→ Set exercise: Restate the data word for word and leave the images out.

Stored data
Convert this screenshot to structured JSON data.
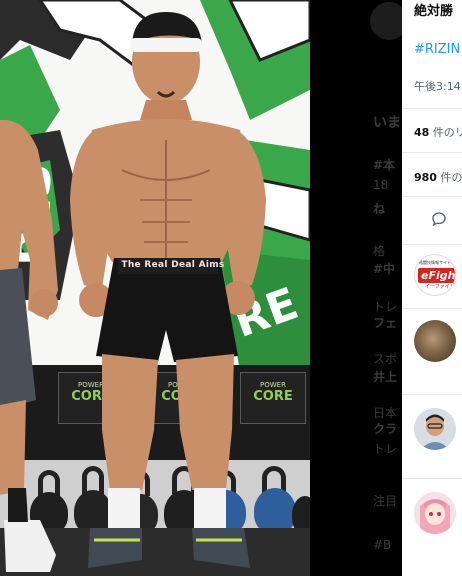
{
  "photo": {
    "waistband_text": "The Real Deal Aims",
    "sign_text": "POWER CORE"
  },
  "tweet": {
    "title": "絶対勝",
    "hashtag": "#RIZIN",
    "time": "午後3:14",
    "retweets_count": "48",
    "retweets_label": "件のリ",
    "likes_count": "980",
    "likes_label": "件の"
  },
  "background_text": {
    "line1": "いま",
    "line2": "#本",
    "line3": "18",
    "line4": "ね",
    "line5": "格",
    "line6": "#中",
    "line7": "トレ",
    "line8": "フェ",
    "line9": "スポ",
    "line10": "井上",
    "line11": "日本",
    "line12": "クラ",
    "line13": "トレ",
    "line14": "注目",
    "line15": "#B"
  },
  "sidebar_avatars": [
    {
      "name": "efight-avatar",
      "top_text": "格闘技情報サイト",
      "brand": "eFight",
      "sub": "イーファイト"
    },
    {
      "name": "cat-avatar"
    },
    {
      "name": "man-avatar"
    },
    {
      "name": "anime-avatar"
    }
  ],
  "colors": {
    "banner_green": "#3aa84a",
    "accent_blue": "#1d9bf0",
    "muted_gray": "#536471"
  }
}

→ Full response:
Convert this screenshot to structured JSON data.
{
  "photo": {
    "waistband_text": "The Real Deal Aims",
    "sign_text": "POWER CORE"
  },
  "tweet": {
    "title": "絶対勝",
    "hashtag": "#RIZIN",
    "time": "午後3:14",
    "retweets_count": "48",
    "retweets_label": "件のリ",
    "likes_count": "980",
    "likes_label": "件の"
  },
  "background_text": {
    "line1": "いま",
    "line2": "#本",
    "line3": "18",
    "line4": "ね",
    "line5": "格",
    "line6": "#中",
    "line7": "トレ",
    "line8": "フェ",
    "line9": "スポ",
    "line10": "井上",
    "line11": "日本",
    "line12": "クラ",
    "line13": "トレ",
    "line14": "注目",
    "line15": "#B"
  },
  "sidebar_avatars": [
    {
      "name": "efight-avatar",
      "top_text": "格闘技情報サイト",
      "brand": "eFight",
      "sub": "イーファイト"
    },
    {
      "name": "cat-avatar"
    },
    {
      "name": "man-avatar"
    },
    {
      "name": "anime-avatar"
    }
  ],
  "colors": {
    "banner_green": "#3aa84a",
    "accent_blue": "#1d9bf0",
    "muted_gray": "#536471"
  }
}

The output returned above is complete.